• _Stated exercise_: Select and copy out every line in the records containing "What".

• _Listed entries_:

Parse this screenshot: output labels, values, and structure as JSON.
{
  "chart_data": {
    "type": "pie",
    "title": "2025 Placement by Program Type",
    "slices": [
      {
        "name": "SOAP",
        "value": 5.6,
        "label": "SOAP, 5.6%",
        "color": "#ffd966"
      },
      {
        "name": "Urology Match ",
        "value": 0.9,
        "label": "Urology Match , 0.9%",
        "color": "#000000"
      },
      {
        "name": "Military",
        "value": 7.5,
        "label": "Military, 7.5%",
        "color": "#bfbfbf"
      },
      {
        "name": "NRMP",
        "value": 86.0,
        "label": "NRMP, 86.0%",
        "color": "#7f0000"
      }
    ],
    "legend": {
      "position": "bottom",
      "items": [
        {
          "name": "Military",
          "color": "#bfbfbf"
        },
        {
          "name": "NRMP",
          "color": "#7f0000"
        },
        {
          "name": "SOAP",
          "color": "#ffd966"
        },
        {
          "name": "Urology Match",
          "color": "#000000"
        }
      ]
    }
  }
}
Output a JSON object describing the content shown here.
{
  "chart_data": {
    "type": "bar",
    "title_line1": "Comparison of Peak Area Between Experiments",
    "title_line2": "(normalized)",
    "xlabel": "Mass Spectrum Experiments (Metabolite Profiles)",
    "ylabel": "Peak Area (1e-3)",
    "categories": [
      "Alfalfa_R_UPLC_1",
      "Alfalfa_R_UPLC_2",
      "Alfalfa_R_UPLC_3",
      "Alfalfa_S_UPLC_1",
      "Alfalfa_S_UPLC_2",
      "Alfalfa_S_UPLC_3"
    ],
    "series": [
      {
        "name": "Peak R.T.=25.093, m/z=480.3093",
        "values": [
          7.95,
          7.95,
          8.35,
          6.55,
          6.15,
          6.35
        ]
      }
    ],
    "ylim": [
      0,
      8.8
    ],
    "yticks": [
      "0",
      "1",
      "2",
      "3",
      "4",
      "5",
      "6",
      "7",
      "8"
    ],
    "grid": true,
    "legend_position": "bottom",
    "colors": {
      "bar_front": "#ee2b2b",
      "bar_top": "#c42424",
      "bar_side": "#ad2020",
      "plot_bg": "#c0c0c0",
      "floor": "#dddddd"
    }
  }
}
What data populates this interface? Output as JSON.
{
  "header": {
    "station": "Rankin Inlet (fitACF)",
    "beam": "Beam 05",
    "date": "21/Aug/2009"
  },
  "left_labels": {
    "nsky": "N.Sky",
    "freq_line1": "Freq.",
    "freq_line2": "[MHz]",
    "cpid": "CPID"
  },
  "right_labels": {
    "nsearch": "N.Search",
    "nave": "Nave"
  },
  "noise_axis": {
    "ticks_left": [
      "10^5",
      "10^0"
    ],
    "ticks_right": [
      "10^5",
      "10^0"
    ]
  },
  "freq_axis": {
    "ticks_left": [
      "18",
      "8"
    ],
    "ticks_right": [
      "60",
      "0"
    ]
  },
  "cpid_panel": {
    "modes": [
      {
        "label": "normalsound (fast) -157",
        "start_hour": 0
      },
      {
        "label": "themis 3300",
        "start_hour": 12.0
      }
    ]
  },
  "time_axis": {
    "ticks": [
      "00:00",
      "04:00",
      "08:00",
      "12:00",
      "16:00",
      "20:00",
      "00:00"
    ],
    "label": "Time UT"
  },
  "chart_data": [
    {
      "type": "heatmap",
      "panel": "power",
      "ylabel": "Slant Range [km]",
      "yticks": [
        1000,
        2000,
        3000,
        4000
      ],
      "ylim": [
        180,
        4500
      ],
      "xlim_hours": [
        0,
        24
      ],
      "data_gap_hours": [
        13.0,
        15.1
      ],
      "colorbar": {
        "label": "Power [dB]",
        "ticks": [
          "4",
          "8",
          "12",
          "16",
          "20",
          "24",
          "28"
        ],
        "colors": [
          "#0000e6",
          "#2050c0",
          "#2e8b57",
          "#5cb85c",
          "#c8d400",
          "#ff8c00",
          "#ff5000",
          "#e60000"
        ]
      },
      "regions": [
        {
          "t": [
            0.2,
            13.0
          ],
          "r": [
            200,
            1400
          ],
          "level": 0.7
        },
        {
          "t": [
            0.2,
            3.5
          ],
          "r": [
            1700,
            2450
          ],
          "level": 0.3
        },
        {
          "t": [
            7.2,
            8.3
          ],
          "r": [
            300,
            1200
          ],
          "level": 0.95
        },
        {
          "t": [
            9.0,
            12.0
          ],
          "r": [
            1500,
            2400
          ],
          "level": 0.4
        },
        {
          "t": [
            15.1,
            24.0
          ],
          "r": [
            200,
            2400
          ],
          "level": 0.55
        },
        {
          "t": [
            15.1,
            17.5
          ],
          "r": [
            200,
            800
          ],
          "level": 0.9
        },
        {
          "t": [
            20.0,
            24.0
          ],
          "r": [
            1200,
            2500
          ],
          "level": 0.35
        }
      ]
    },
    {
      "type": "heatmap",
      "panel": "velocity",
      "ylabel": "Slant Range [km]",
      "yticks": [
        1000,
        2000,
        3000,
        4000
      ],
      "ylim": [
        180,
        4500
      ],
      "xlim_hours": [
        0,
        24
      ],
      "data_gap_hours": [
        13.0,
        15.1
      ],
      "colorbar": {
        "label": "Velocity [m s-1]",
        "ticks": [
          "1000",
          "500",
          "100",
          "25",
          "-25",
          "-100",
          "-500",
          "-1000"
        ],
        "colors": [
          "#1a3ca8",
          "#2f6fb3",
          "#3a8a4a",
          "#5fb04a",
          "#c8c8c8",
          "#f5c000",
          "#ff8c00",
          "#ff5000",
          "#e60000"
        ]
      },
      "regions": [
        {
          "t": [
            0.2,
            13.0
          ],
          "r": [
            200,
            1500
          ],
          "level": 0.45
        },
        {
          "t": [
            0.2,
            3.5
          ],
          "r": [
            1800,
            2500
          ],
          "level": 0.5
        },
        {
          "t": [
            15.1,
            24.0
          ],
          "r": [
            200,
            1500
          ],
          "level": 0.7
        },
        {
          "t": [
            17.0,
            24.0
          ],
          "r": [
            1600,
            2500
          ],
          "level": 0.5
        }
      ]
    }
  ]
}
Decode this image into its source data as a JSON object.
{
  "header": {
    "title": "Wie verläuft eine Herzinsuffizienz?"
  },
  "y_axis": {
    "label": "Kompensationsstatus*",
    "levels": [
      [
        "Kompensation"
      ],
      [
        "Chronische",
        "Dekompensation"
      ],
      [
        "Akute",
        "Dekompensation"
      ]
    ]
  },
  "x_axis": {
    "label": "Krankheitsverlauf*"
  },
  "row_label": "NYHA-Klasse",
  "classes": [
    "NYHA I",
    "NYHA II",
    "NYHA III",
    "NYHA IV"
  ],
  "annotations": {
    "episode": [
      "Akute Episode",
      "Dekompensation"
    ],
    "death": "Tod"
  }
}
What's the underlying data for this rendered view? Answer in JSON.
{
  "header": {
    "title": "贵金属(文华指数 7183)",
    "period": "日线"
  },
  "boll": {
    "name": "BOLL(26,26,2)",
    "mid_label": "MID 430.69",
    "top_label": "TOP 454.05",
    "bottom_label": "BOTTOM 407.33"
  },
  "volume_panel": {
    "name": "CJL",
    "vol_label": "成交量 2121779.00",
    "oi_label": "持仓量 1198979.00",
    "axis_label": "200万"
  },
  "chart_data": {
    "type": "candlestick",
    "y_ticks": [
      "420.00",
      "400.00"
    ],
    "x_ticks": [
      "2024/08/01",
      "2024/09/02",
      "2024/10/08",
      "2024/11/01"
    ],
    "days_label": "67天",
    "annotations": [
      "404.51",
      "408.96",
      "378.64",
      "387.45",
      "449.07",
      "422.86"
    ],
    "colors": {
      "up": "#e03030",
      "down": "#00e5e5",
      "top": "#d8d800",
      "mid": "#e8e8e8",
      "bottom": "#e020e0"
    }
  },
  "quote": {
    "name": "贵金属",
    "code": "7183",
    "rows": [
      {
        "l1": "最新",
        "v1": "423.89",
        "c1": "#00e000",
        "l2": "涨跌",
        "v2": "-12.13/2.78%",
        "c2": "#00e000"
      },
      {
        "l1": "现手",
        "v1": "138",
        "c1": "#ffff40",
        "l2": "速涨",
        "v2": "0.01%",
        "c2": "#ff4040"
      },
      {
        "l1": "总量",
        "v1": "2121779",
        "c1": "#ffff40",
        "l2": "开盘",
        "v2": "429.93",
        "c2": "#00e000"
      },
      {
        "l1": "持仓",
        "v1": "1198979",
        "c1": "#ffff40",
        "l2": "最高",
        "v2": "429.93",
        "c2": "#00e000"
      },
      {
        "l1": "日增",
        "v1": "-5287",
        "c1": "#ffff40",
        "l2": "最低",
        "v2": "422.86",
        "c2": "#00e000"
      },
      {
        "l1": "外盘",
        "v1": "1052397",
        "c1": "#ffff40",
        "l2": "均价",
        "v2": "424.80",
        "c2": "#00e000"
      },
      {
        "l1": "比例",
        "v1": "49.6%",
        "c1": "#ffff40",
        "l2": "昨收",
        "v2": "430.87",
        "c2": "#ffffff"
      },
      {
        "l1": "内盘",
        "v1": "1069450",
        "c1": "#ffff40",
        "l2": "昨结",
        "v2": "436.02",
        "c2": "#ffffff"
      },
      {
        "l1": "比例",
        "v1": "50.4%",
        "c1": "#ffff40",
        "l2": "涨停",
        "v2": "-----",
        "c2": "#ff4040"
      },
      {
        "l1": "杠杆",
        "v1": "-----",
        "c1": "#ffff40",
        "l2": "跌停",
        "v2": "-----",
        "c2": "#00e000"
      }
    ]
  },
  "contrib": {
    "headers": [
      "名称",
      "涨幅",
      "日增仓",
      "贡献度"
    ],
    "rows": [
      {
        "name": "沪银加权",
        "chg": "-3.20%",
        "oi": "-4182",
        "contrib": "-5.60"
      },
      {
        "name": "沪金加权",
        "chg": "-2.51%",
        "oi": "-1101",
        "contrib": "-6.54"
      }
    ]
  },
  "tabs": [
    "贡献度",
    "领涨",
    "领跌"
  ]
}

• _Answer_:
What data populates this interface? Output as JSON.
What's the underlying data for this rendered view? Answer in JSON.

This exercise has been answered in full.